• EXERCISE INSTRUCTIONS: Leave out the pictures and transcribe everything else exactly.

• DATASET:

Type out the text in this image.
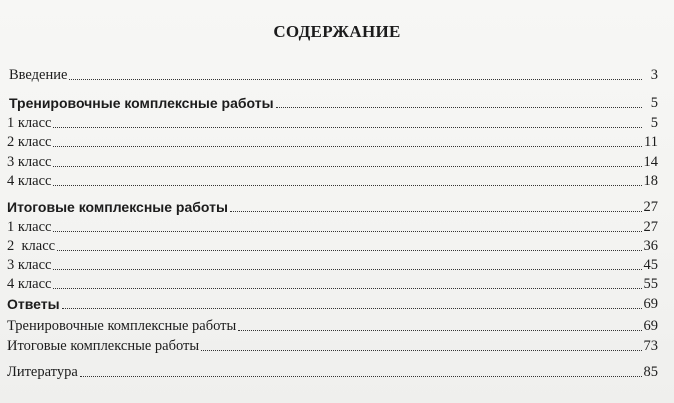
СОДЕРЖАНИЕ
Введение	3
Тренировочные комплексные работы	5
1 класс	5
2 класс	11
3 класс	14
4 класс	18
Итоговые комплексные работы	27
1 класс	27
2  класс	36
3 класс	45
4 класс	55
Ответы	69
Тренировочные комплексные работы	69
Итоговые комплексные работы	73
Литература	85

• ANSWER:
Type out the text in this image.
СОДЕРЖАНИЕ
Введение	3
Тренировочные комплексные работы	5
1 класс	5
2 класс	11
3 класс	14
4 класс	18
Итоговые комплексные работы	27
1 класс	27
2  класс	36
3 класс	45
4 класс	55
Ответы	69
Тренировочные комплексные работы	69
Итоговые комплексные работы	73
Литература	85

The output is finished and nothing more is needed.